How many lines of the material below contain the string "Efficiency"? Answer with the number and nothing else.
BEGIN Input
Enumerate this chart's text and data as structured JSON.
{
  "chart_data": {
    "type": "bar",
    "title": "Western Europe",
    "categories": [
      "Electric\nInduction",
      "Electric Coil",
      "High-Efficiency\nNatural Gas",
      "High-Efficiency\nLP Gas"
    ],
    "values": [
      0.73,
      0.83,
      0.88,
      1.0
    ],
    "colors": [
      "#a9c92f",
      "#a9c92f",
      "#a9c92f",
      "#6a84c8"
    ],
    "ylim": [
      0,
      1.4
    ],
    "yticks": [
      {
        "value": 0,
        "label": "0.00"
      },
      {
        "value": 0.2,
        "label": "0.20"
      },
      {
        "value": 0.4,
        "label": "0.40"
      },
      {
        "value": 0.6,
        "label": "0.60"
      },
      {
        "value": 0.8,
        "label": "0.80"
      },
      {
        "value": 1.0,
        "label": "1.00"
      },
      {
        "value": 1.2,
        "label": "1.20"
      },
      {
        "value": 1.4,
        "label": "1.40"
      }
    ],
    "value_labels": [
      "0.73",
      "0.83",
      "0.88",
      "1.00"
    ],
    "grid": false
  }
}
END Input
Solution to this exercise: 2